• **Required task**:
Repeat the data below exactly, dropping any pictures it holds.

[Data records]
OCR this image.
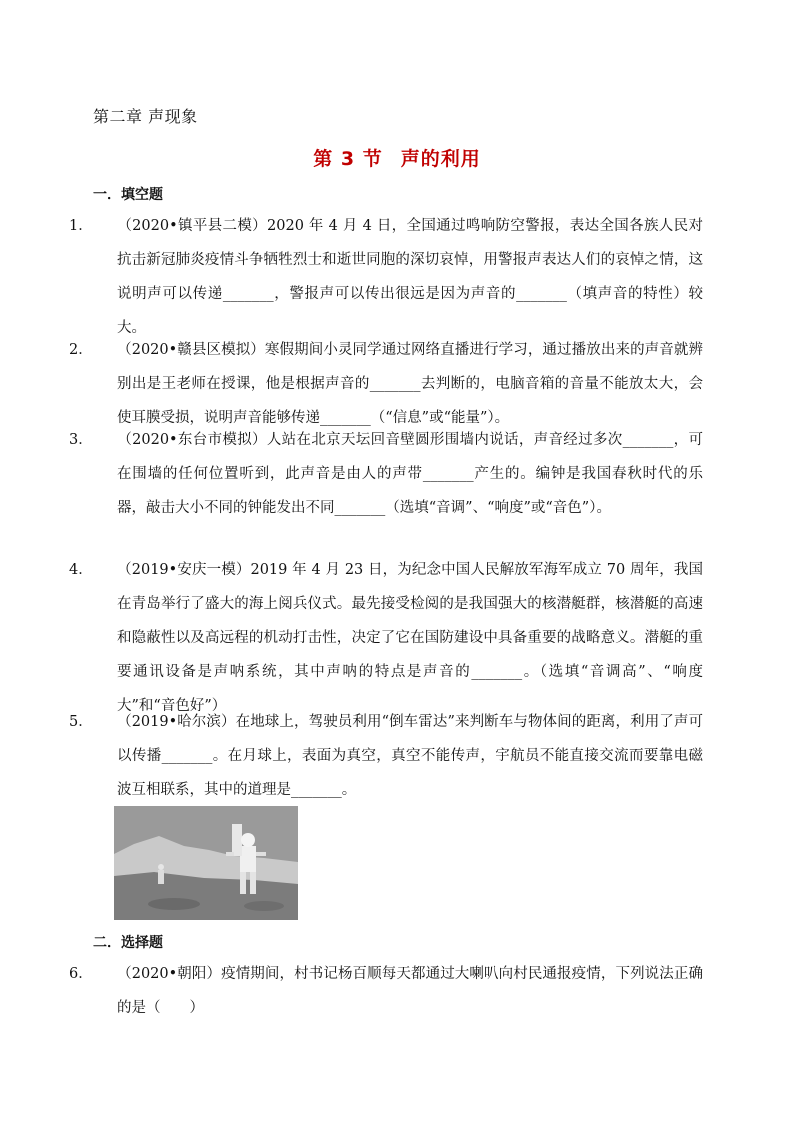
第二章 声现象
第 3 节 声的利用
一．填空题

1． （2020•镇平县二模）2020 年 4 月 4 日，全国通过鸣响防空警报，表达全国各族人民对抗击新冠肺炎疫情斗争牺牲烈士和逝世同胞的深切哀悼，用警报声表达人们的哀悼之情，这说明声可以传递_______，警报声可以传出很远是因为声音的_______（填声音的特性）较大。

2． （2020•赣县区模拟）寒假期间小灵同学通过网络直播进行学习，通过播放出来的声音就辨别出是王老师在授课，他是根据声音的_______去判断的，电脑音箱的音量不能放太大，会使耳膜受损，说明声音能够传递_______（“信息”或“能量”）。

3． （2020•东台市模拟）人站在北京天坛回音壁圆形围墙内说话，声音经过多次_______，可在围墙的任何位置听到，此声音是由人的声带_______产生的。编钟是我国春秋时代的乐器，敲击大小不同的钟能发出不同_______（选填“音调”、“响度”或“音色”）。

4． （2019•安庆一模）2019 年 4 月 23 日，为纪念中国人民解放军海军成立 70 周年，我国在青岛举行了盛大的海上阅兵仪式。最先接受检阅的是我国强大的核潜艇群，核潜艇的高速和隐蔽性以及高远程的机动打击性，决定了它在国防建设中具备重要的战略意义。潜艇的重要通讯设备是声呐系统，其中声呐的特点是声音的_______。（选填“音调高”、“响度大”和“音色好”）

5． （2019•哈尔滨）在地球上，驾驶员利用“倒车雷达”来判断车与物体间的距离，利用了声可以传播_______。在月球上，表面为真空，真空不能传声，宇航员不能直接交流而要靠电磁波互相联系，其中的道理是_______。

二．选择题

6． （2020•朝阳）疫情期间，村书记杨百顺每天都通过大喇叭向村民通报疫情，下列说法正确的是（　　）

• **Written response**:
OCR this image.
第二章 声现象
第 3 节 声的利用
一．填空题

1． （2020•镇平县二模）2020 年 4 月 4 日，全国通过鸣响防空警报，表达全国各族人民对抗击新冠肺炎疫情斗争牺牲烈士和逝世同胞的深切哀悼，用警报声表达人们的哀悼之情，这说明声可以传递_______，警报声可以传出很远是因为声音的_______（填声音的特性）较大。

2． （2020•赣县区模拟）寒假期间小灵同学通过网络直播进行学习，通过播放出来的声音就辨别出是王老师在授课，他是根据声音的_______去判断的，电脑音箱的音量不能放太大，会使耳膜受损，说明声音能够传递_______（“信息”或“能量”）。

3． （2020•东台市模拟）人站在北京天坛回音壁圆形围墙内说话，声音经过多次_______，可在围墙的任何位置听到，此声音是由人的声带_______产生的。编钟是我国春秋时代的乐器，敲击大小不同的钟能发出不同_______（选填“音调”、“响度”或“音色”）。

4． （2019•安庆一模）2019 年 4 月 23 日，为纪念中国人民解放军海军成立 70 周年，我国在青岛举行了盛大的海上阅兵仪式。最先接受检阅的是我国强大的核潜艇群，核潜艇的高速和隐蔽性以及高远程的机动打击性，决定了它在国防建设中具备重要的战略意义。潜艇的重要通讯设备是声呐系统，其中声呐的特点是声音的_______。（选填“音调高”、“响度大”和“音色好”）

5． （2019•哈尔滨）在地球上，驾驶员利用“倒车雷达”来判断车与物体间的距离，利用了声可以传播_______。在月球上，表面为真空，真空不能传声，宇航员不能直接交流而要靠电磁波互相联系，其中的道理是_______。

二．选择题

6． （2020•朝阳）疫情期间，村书记杨百顺每天都通过大喇叭向村民通报疫情，下列说法正确的是（　　）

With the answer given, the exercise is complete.